**** ENTRIES SUPPLIED
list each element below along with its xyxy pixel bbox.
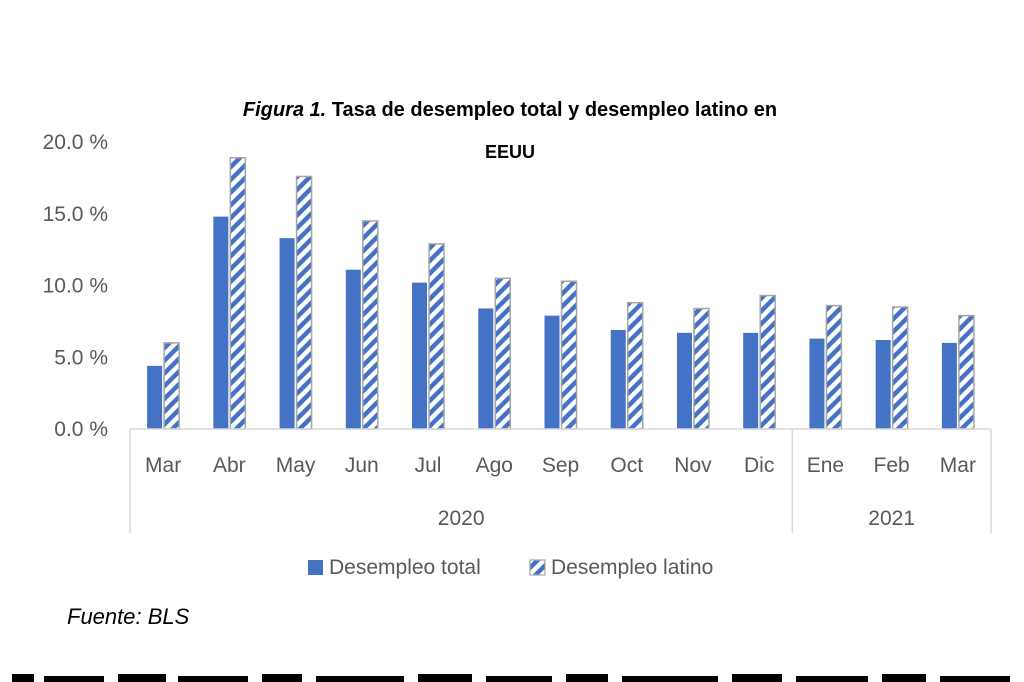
chart-title-line1: Figura 1. Tasa de desempleo total y dese…: [243, 99, 777, 121]
bar-desempleo-total: [213, 216, 229, 429]
cropped-text-strip: [12, 674, 1010, 682]
legend-swatch-desempleo-latino: [529, 559, 546, 576]
x-tick-label: Jul: [415, 454, 442, 477]
bar-desempleo-latino: [560, 280, 578, 430]
bar-desempleo-total: [478, 308, 494, 429]
bar-desempleo-total: [676, 332, 692, 429]
chart-title-prefix: Figura 1.: [243, 99, 326, 121]
x-tick-label: May: [276, 454, 316, 477]
x-axis: Mar Abr May Jun Jul Ago Sep Oct Nov Dic Ene Feb Mar 2…: [129, 428, 992, 533]
bar-desempleo-latino: [494, 277, 512, 430]
x-tick-label: Mar: [940, 454, 976, 477]
chart-title-line2: EEUU: [485, 142, 535, 162]
y-tick-label: 15.0 %: [43, 203, 108, 226]
x-group-label: 2020: [438, 507, 485, 530]
bar-desempleo-total: [544, 315, 560, 429]
source-note: Fuente: BLS: [67, 604, 190, 629]
bar-desempleo-total: [743, 332, 759, 429]
bar-desempleo-latino: [362, 220, 379, 430]
bar-desempleo-latino: [626, 301, 644, 430]
x-tick-label: Ene: [807, 454, 844, 477]
bar-desempleo-latino: [891, 306, 909, 430]
bars: [147, 157, 975, 430]
bar-desempleo-total: [279, 238, 295, 429]
bar-desempleo-total: [941, 342, 957, 429]
x-tick-label: Oct: [610, 454, 643, 477]
bar-desempleo-total: [345, 269, 361, 429]
x-tick-label: Abr: [213, 454, 246, 477]
bar-desempleo-latino: [958, 314, 975, 430]
bar-desempleo-latino: [825, 304, 843, 430]
x-tick-label: Sep: [542, 454, 579, 477]
x-tick-label: Nov: [674, 454, 712, 477]
x-tick-label: Ago: [476, 454, 513, 477]
x-tick-label: Jun: [345, 454, 379, 477]
y-tick-label: 20.0 %: [43, 131, 108, 154]
bar-desempleo-total: [147, 365, 163, 429]
bar-desempleo-total: [875, 340, 891, 429]
legend-swatch-desempleo-total: [308, 560, 323, 575]
bar-desempleo-total: [610, 329, 626, 429]
bar-desempleo-latino: [295, 175, 313, 430]
bar-desempleo-latino: [229, 157, 247, 430]
x-tick-label: Feb: [874, 454, 910, 477]
y-tick-label: 0.0 %: [54, 418, 108, 441]
x-tick-label: Dic: [744, 454, 774, 477]
bar-desempleo-latino: [428, 243, 445, 430]
legend-label-desempleo-latino: Desempleo latino: [551, 556, 713, 579]
x-group-label: 2021: [868, 507, 915, 530]
y-tick-label: 5.0 %: [54, 346, 108, 369]
y-tick-label: 10.0 %: [43, 275, 108, 298]
y-axis: 0.0 % 5.0 % 10.0 % 15.0 % 20.0 %: [43, 131, 108, 441]
bar-desempleo-total: [809, 338, 825, 429]
legend-label-desempleo-total: Desempleo total: [329, 556, 481, 579]
legend: Desempleo total Desempleo latino: [308, 556, 713, 579]
x-tick-label: Mar: [145, 454, 181, 477]
bar-desempleo-latino: [163, 342, 180, 430]
bar-desempleo-latino: [759, 294, 776, 430]
bar-desempleo-total: [412, 282, 428, 429]
bar-desempleo-latino: [693, 307, 710, 430]
chart-title-text: Tasa de desempleo total y desempleo lati…: [332, 99, 777, 121]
********
JOB: Change every "bbox" in the lines above to "bounding box" and leave everything else as it is. Do not include the picture in your answer.

FINISHED EXERCISE:
list each element below along with its xyxy pixel bounding box.
chart-title-line1: Figura 1. Tasa de desempleo total y dese…: [243, 99, 777, 121]
bar-desempleo-total: [213, 216, 229, 429]
cropped-text-strip: [12, 674, 1010, 682]
legend-swatch-desempleo-latino: [529, 559, 546, 576]
x-tick-label: Jul: [415, 454, 442, 477]
bar-desempleo-latino: [560, 280, 578, 430]
bar-desempleo-total: [478, 308, 494, 429]
bar-desempleo-total: [676, 332, 692, 429]
chart-title-prefix: Figura 1.: [243, 99, 326, 121]
x-tick-label: May: [276, 454, 316, 477]
x-axis: Mar Abr May Jun Jul Ago Sep Oct Nov Dic Ene Feb Mar 2…: [129, 428, 992, 533]
bar-desempleo-latino: [494, 277, 512, 430]
x-tick-label: Mar: [940, 454, 976, 477]
chart-title-line2: EEUU: [485, 142, 535, 162]
y-tick-label: 15.0 %: [43, 203, 108, 226]
x-group-label: 2020: [438, 507, 485, 530]
bar-desempleo-total: [544, 315, 560, 429]
source-note: Fuente: BLS: [67, 604, 190, 629]
bar-desempleo-total: [743, 332, 759, 429]
bar-desempleo-latino: [362, 220, 379, 430]
bar-desempleo-latino: [626, 301, 644, 430]
x-tick-label: Ene: [807, 454, 844, 477]
bar-desempleo-latino: [891, 306, 909, 430]
bars: [147, 157, 975, 430]
bar-desempleo-total: [279, 238, 295, 429]
bar-desempleo-total: [941, 342, 957, 429]
x-tick-label: Oct: [610, 454, 643, 477]
bar-desempleo-total: [345, 269, 361, 429]
x-tick-label: Abr: [213, 454, 246, 477]
bar-desempleo-latino: [958, 314, 975, 430]
bar-desempleo-latino: [825, 304, 843, 430]
x-tick-label: Sep: [542, 454, 579, 477]
x-tick-label: Nov: [674, 454, 712, 477]
x-tick-label: Ago: [476, 454, 513, 477]
x-tick-label: Jun: [345, 454, 379, 477]
y-tick-label: 20.0 %: [43, 131, 108, 154]
bar-desempleo-total: [147, 365, 163, 429]
bar-desempleo-total: [875, 340, 891, 429]
legend-swatch-desempleo-total: [308, 560, 323, 575]
bar-desempleo-total: [610, 329, 626, 429]
bar-desempleo-latino: [295, 175, 313, 430]
bar-desempleo-latino: [229, 157, 247, 430]
x-tick-label: Feb: [874, 454, 910, 477]
y-tick-label: 0.0 %: [54, 418, 108, 441]
x-tick-label: Dic: [744, 454, 774, 477]
bar-desempleo-latino: [428, 243, 445, 430]
legend-label-desempleo-latino: Desempleo latino: [551, 556, 713, 579]
x-group-label: 2021: [868, 507, 915, 530]
y-tick-label: 5.0 %: [54, 346, 108, 369]
y-tick-label: 10.0 %: [43, 275, 108, 298]
y-axis: 0.0 % 5.0 % 10.0 % 15.0 % 20.0 %: [43, 131, 108, 441]
bar-desempleo-total: [809, 338, 825, 429]
legend-label-desempleo-total: Desempleo total: [329, 556, 481, 579]
legend: Desempleo total Desempleo latino: [308, 556, 713, 579]
x-tick-label: Mar: [145, 454, 181, 477]
bar-desempleo-latino: [163, 342, 180, 430]
bar-desempleo-latino: [759, 294, 776, 430]
bar-desempleo-total: [412, 282, 428, 429]
bar-desempleo-latino: [693, 307, 710, 430]
chart-title-text: Tasa de desempleo total y desempleo lati…: [332, 99, 777, 121]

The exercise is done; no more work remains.